:: Verilen Görev ::
1. Seçilen bölüme göre bloğa büyük fotoğraf aktarmak hangi iki soruna yol açıyor?
2. Seçilen bölümde "bizimki" akşam saat kaçta geliyor?
3. Kapının her iki yanına hangi bitki dikilmişti ve bu bitki şimdi ne durumda?

*** Seçilen Bölüm ***

Akşam onların hepsini hallettik. Hem bir fotoğrafın diyelim arka tarafında gözünüze ters gelen bir detay var ve o detay olmasın istiyorsunuz, objeye odaklanarak fotoğrafın o bölümünü alıyorsunuz ( crop işlemi ). Sonra da bloğunuza yapıştırmak için fotoğrafın orjinal halinden daha küçük yani kalitesiz hale getiriyorsunuz. Blog zaten ufak foto kullanıyor. Ve dün öğrendiğime göre yüzde yüz kullanılan fotoğraflar ne yapıyor? Bir süre sonra bloğa aktarılan fotoların büyüklüğü sebebiyle açılmada gecikmeler yaşanıyor. Bunu istemeyiz. Ayrıca orjinal fotoğrafın bloğa yüklenme süresini de uzatıyor. Amaç, bloğa renk katmak ve fikir vermek. Dolayısıyla dosyayı küçültmek de çok önemli. Öğrendiğim diğer iki aşama da bunlar oldu :)

Akşama doğru bizimki geç geldi, geç derken altı. Ama bütün gün evde kalınca sanki yıl gibi geliyor, normalde ufaklık okula gidip gelirken ben götürüp getirdiğim için gün dışarı içeriyle bölünür her zaman. Ama bu hafta Cumartesinden beridir evdeyiz :(

Derken bahçeye çıktık, küçük kızım artık iyice yorgundu ve yıkanması gerekiyordu. İçerilere göre dışarısı çok daha nemli ve sıcak. Ufaklık hiç koşma girişiminde bulunmadı ki bu da gerçekten yorgun olduğunun bir göstergesi. Bahçedeki bitkiler son derece hoşnut sıcaktan, işin ilginç tarafı kapının her iki yanına diktiğimiz yasemin tamamıyla kurumuştu, şimdi tekrar filizleniyor. Onun dışında ektiğimiz ne varsa belki diyebilirim ki beş kat büyümüş durumda. Begonviller özellikle çok seviyor sıcağı. Bahçemi sonraki bir sefere anlatacağım.

*** Sağlanan Veriler ***

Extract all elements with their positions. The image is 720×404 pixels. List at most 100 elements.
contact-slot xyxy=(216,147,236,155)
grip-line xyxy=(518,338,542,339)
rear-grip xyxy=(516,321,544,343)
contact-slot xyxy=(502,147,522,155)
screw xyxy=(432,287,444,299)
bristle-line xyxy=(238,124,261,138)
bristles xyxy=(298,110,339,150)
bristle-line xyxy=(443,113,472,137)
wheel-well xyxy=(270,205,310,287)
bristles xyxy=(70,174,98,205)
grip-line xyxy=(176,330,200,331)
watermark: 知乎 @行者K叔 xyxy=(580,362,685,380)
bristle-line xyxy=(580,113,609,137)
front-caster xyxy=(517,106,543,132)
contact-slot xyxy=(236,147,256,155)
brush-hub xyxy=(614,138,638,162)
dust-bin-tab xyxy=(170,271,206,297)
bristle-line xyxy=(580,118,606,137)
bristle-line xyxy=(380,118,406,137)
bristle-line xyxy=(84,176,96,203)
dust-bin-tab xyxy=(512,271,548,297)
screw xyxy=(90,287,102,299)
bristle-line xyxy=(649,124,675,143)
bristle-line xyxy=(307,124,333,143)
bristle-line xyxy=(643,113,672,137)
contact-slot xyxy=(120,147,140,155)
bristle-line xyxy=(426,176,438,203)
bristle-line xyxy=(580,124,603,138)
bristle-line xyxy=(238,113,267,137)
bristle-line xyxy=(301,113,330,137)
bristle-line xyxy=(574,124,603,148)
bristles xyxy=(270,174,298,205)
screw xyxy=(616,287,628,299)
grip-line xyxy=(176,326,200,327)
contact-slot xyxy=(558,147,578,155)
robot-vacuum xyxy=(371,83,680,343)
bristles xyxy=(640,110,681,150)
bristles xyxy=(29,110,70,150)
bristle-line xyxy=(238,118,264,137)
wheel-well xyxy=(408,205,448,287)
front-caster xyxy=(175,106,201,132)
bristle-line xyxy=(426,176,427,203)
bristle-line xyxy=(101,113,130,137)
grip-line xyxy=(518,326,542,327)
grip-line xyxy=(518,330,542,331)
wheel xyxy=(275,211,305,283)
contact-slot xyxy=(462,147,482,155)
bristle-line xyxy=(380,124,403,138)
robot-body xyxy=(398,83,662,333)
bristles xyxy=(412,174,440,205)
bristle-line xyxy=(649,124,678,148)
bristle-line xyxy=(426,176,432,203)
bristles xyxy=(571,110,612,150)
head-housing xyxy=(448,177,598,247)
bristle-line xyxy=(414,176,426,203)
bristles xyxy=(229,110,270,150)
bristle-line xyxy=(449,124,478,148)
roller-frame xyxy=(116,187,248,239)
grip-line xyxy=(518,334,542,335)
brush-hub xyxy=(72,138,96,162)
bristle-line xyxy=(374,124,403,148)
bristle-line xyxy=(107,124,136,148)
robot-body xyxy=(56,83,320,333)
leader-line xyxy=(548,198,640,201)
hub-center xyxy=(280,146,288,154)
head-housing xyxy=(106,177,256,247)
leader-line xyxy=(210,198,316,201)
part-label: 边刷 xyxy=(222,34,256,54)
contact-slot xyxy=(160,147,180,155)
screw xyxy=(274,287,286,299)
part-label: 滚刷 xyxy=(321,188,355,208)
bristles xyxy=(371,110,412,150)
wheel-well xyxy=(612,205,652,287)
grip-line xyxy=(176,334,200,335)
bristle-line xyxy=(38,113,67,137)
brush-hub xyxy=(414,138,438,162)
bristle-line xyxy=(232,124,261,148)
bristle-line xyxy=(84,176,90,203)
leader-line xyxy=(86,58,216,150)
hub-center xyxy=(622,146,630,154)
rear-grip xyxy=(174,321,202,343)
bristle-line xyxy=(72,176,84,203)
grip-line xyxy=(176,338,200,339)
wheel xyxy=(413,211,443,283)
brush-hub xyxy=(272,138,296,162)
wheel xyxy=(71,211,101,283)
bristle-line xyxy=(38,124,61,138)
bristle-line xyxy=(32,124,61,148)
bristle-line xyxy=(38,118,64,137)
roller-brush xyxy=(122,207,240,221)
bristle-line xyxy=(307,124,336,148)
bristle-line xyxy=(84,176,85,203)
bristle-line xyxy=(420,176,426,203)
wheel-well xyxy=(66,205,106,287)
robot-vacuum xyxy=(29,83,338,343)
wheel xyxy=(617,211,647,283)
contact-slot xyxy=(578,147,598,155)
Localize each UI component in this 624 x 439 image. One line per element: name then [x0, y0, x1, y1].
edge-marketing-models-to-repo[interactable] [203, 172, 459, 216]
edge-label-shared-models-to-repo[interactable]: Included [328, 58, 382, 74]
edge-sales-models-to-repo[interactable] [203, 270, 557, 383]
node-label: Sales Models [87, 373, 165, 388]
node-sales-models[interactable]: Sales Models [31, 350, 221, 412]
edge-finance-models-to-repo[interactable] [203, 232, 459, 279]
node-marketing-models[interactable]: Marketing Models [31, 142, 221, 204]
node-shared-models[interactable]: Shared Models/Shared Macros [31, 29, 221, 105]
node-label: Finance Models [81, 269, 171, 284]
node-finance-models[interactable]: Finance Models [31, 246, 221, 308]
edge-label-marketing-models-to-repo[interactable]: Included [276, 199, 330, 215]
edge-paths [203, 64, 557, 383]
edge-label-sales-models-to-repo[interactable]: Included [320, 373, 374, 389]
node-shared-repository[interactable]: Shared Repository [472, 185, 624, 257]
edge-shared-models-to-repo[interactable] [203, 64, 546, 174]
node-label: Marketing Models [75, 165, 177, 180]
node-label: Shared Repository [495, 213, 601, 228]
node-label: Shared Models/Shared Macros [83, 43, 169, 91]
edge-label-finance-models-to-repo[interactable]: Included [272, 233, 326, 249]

***

:: Doğru Yanıt ::
1. Bir süre sonra blog geç açılıyor ve fotoğrafın bloğa yüklenme süresi uzuyor.
2. Saat altıda.
3. Yasemin dikilmişti. Tamamen kurumuştu, şimdi yeniden filizleniyor.